Goal of the exercise
In the records below, count every line containing "summary". Reply with the number only.
++++ Task inputs ++++
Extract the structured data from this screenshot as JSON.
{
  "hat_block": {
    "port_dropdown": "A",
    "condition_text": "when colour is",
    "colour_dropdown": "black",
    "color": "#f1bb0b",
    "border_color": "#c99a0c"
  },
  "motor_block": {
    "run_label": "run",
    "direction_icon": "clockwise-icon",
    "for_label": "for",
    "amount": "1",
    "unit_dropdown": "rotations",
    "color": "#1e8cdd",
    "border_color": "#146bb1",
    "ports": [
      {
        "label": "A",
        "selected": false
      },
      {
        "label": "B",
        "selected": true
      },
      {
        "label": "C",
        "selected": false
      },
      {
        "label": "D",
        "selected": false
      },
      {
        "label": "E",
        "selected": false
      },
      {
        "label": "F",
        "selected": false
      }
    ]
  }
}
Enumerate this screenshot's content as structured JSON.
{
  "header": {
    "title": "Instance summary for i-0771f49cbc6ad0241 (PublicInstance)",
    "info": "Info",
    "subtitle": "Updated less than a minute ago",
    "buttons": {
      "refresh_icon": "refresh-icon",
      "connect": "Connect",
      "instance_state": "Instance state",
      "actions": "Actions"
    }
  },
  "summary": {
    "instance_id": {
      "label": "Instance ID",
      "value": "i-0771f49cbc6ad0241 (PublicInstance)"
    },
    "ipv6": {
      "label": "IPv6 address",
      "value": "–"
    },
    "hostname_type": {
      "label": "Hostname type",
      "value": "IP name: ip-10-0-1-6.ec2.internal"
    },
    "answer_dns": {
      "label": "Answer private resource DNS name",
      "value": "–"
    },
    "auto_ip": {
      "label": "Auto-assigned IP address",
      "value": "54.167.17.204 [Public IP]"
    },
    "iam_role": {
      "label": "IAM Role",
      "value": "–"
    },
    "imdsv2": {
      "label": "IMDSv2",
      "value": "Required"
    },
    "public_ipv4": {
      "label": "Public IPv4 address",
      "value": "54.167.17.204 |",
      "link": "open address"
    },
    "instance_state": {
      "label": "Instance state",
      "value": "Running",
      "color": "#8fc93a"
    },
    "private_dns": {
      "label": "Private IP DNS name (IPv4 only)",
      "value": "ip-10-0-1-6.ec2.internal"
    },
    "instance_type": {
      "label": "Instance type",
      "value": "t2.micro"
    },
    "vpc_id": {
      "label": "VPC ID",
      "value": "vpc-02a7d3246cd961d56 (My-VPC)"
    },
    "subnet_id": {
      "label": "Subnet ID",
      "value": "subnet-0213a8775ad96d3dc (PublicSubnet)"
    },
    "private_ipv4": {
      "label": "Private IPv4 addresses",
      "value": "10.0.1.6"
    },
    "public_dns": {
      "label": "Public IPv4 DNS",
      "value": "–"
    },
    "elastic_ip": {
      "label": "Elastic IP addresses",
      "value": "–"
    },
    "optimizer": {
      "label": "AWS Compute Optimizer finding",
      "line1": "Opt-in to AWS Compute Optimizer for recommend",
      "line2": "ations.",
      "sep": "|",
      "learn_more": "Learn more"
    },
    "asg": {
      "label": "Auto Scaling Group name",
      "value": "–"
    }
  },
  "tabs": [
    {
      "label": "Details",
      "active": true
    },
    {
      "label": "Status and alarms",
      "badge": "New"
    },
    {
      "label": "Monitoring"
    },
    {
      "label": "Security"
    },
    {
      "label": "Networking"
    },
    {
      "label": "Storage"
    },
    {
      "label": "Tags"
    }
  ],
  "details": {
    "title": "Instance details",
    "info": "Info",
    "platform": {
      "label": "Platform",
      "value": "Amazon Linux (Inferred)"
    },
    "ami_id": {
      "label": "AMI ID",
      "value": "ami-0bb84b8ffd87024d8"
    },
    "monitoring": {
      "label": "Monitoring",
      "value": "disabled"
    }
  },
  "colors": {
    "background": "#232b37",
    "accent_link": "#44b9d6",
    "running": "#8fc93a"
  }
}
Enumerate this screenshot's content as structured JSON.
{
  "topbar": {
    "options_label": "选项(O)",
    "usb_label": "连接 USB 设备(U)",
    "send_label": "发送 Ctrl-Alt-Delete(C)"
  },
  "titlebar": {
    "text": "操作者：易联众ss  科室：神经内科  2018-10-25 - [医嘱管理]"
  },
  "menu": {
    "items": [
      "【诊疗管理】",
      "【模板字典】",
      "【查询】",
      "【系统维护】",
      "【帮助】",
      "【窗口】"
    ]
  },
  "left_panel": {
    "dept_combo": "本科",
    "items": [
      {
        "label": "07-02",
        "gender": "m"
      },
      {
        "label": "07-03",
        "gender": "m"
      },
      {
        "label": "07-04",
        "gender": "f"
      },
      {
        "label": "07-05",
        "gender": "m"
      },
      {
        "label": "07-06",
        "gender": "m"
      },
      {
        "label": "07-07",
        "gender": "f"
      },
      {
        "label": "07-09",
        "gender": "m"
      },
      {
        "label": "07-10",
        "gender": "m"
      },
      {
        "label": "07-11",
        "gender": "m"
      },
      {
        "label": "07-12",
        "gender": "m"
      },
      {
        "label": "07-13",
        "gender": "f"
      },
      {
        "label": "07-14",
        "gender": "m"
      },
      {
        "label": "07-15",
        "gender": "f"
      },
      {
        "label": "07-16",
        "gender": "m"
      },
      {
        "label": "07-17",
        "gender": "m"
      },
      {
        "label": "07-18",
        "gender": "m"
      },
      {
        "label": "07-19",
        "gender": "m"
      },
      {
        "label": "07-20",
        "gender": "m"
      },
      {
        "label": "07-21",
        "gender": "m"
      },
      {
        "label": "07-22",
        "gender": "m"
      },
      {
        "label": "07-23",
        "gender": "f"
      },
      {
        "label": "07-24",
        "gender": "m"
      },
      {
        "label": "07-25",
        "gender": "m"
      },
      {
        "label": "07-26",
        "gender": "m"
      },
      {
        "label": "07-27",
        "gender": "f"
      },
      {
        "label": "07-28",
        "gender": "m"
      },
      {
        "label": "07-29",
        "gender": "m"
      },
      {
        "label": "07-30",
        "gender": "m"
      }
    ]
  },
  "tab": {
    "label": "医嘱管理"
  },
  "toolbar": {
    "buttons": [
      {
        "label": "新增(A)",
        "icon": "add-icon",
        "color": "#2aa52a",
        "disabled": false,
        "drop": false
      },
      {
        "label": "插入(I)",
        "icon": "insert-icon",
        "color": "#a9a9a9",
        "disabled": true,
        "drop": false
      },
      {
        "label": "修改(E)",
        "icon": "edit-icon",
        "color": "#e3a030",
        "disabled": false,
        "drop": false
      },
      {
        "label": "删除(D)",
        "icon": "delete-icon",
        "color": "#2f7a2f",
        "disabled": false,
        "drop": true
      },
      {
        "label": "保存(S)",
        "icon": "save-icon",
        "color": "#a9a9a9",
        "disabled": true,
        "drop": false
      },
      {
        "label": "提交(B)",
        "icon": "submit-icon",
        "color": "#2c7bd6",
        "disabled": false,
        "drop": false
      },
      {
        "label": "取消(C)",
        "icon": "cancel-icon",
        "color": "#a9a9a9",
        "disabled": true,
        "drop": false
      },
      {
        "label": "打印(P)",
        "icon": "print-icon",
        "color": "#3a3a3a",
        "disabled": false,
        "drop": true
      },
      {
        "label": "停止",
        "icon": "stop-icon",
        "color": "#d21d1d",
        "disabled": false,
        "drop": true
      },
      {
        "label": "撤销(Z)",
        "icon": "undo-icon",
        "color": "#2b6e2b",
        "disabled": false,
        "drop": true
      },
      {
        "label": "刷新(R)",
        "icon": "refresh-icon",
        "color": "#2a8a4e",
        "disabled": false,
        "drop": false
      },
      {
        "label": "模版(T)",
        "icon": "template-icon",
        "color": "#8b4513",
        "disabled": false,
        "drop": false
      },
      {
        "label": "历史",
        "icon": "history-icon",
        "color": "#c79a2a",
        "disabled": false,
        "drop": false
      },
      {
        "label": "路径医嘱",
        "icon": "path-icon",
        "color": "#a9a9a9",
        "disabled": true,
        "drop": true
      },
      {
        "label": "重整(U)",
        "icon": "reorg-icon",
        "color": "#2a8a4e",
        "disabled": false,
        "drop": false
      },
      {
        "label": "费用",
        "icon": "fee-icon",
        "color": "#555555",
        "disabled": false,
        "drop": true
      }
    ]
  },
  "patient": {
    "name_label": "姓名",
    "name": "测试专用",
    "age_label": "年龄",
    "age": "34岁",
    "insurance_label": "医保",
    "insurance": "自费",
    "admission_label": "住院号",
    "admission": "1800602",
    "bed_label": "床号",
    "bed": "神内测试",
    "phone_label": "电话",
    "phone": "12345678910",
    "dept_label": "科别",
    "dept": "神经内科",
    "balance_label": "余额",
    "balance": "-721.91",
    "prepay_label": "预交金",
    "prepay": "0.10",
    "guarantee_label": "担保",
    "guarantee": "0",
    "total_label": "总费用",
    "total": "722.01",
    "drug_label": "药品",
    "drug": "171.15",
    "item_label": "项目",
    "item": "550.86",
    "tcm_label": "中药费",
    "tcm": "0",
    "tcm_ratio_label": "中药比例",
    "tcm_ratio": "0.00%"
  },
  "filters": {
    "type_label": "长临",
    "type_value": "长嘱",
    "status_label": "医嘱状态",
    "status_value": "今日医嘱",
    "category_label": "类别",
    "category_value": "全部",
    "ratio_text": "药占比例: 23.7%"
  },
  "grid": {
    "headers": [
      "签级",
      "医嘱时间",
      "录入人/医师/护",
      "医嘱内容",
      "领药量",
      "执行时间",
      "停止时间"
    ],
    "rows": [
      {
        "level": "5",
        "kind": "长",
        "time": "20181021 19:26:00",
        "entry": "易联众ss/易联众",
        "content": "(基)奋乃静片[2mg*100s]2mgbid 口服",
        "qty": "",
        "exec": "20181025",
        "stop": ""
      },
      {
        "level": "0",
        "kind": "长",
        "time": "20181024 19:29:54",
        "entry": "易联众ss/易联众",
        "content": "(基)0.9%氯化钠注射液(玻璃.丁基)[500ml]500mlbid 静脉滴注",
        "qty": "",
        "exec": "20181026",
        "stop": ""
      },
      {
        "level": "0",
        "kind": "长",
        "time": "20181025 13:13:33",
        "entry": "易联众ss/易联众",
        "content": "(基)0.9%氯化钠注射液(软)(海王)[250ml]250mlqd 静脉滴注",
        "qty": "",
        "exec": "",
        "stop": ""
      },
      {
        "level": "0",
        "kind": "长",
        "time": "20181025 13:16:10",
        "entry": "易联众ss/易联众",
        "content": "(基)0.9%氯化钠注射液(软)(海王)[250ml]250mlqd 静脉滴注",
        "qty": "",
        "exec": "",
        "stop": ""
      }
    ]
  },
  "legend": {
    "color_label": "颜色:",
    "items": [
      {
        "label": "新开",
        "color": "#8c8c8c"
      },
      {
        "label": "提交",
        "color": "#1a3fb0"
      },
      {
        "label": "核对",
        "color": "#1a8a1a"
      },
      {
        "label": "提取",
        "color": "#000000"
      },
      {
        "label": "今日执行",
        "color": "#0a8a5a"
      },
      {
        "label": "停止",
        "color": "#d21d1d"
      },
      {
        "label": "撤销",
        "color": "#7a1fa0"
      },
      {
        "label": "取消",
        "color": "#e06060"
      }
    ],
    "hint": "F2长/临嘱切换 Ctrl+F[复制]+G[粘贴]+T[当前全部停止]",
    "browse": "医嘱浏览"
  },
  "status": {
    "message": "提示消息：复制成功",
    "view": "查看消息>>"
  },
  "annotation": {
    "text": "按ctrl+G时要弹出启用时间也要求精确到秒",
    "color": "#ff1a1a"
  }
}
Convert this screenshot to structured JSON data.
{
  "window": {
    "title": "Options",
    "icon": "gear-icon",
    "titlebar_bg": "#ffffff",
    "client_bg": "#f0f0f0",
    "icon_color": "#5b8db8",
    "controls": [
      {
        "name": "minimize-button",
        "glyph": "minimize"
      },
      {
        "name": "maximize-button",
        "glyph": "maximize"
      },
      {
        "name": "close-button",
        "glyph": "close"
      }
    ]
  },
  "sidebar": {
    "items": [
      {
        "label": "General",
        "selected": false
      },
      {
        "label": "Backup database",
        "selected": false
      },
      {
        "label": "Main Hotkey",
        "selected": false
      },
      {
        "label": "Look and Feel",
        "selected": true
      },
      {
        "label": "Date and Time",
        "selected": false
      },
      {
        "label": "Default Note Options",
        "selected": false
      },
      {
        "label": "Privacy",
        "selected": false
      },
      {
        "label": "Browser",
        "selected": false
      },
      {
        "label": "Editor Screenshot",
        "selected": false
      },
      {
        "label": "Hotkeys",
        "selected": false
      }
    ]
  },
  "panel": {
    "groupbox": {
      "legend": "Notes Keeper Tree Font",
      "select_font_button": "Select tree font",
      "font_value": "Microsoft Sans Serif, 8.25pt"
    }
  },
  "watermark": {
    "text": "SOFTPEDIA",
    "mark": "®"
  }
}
++++
Result of this exercise
2